* **Aim of the exercise**: Look over the lines below. Report each one that includes the string "name".

Stored entries:

- - - - - - -

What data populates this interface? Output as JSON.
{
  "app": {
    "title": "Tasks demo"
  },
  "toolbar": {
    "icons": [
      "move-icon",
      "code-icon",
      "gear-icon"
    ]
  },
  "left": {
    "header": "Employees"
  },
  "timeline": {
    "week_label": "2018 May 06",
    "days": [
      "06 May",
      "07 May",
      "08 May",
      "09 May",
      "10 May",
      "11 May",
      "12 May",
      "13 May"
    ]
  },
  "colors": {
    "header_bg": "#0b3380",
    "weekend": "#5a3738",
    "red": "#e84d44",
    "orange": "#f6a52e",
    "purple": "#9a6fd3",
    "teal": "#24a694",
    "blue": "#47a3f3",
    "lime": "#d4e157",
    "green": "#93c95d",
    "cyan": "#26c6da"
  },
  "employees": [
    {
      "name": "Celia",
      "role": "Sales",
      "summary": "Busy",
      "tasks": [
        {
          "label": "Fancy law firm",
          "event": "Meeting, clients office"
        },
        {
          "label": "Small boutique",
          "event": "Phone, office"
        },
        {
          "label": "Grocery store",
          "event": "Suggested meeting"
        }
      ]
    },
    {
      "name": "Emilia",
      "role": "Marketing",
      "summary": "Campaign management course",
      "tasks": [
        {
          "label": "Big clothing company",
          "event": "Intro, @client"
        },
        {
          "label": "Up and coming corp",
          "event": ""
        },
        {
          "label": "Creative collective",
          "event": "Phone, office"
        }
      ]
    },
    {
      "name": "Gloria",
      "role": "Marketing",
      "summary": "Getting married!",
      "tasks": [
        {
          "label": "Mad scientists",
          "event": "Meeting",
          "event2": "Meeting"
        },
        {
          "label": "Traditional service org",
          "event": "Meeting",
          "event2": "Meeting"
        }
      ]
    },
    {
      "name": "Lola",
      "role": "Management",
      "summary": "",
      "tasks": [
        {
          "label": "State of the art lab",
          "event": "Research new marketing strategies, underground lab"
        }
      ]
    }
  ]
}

- - - - - - -

* **Solution to the exercise**:
      "name": "Celia",
      "name": "Emilia",
      "name": "Gloria",
      "name": "Lola",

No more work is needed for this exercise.